::: Dataset

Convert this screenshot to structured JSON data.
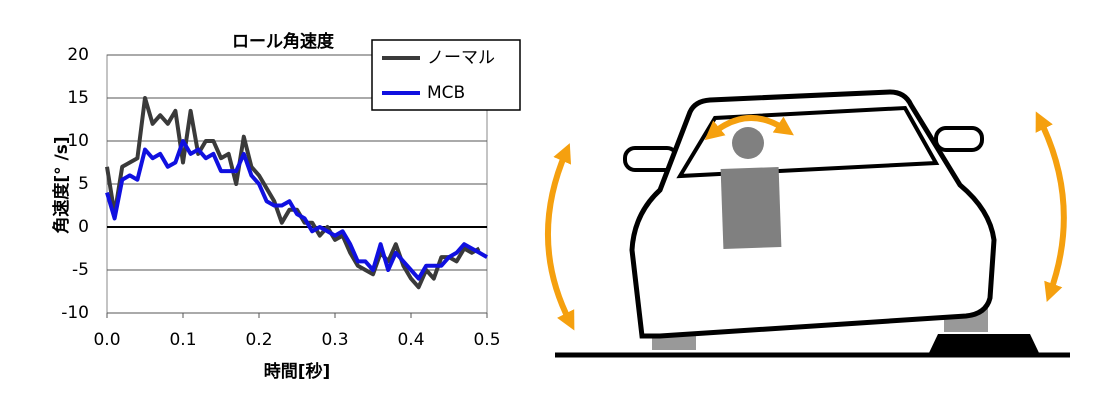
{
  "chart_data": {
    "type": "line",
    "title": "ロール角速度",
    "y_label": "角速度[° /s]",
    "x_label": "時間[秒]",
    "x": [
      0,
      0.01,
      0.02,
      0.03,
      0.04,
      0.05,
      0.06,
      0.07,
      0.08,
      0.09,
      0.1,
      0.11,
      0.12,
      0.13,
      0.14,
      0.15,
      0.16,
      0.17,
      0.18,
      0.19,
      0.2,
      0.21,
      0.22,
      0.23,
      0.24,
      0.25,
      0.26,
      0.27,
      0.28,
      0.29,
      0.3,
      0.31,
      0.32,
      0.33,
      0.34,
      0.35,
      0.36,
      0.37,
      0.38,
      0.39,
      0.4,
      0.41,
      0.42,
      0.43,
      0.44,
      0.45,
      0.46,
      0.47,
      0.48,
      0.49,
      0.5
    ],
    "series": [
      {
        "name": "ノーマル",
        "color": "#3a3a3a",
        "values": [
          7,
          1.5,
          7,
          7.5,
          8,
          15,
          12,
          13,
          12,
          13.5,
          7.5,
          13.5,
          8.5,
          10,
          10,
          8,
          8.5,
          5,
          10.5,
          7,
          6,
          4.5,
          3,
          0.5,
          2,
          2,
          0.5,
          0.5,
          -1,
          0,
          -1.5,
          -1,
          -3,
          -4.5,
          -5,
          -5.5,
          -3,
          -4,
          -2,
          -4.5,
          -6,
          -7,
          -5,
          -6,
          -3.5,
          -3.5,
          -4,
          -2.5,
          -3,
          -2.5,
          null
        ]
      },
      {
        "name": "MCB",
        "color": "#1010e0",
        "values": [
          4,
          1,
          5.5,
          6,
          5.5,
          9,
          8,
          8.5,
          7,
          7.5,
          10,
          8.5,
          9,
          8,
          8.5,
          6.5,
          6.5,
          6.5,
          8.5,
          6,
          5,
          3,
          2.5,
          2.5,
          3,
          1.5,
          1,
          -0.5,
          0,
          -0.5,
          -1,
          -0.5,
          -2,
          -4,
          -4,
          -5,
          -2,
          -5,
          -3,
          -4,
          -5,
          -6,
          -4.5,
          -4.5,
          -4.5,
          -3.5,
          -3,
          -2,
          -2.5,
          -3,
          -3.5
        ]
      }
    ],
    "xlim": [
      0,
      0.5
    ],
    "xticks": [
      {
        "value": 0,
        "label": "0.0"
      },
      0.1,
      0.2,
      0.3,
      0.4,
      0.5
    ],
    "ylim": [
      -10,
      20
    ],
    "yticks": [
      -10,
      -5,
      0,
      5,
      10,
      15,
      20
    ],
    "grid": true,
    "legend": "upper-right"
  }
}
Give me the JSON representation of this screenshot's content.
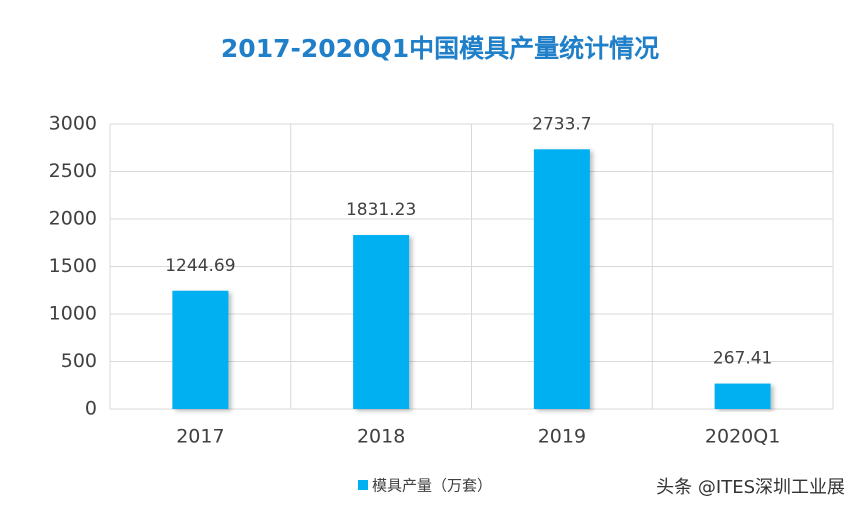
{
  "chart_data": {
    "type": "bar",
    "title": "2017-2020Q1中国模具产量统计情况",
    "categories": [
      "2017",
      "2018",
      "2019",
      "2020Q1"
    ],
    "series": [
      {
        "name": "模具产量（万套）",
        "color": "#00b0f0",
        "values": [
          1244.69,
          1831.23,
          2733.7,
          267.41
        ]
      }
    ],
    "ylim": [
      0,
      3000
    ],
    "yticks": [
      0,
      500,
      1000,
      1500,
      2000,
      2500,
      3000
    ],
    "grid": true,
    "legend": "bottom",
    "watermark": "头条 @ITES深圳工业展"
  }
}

::::::

■ **Problem to solve**: Report all lines of the material that contain the word "this".

■ **Result**:
Convert this screenshot to structured JSON data.
Give me the JSON representation of this screenshot's content.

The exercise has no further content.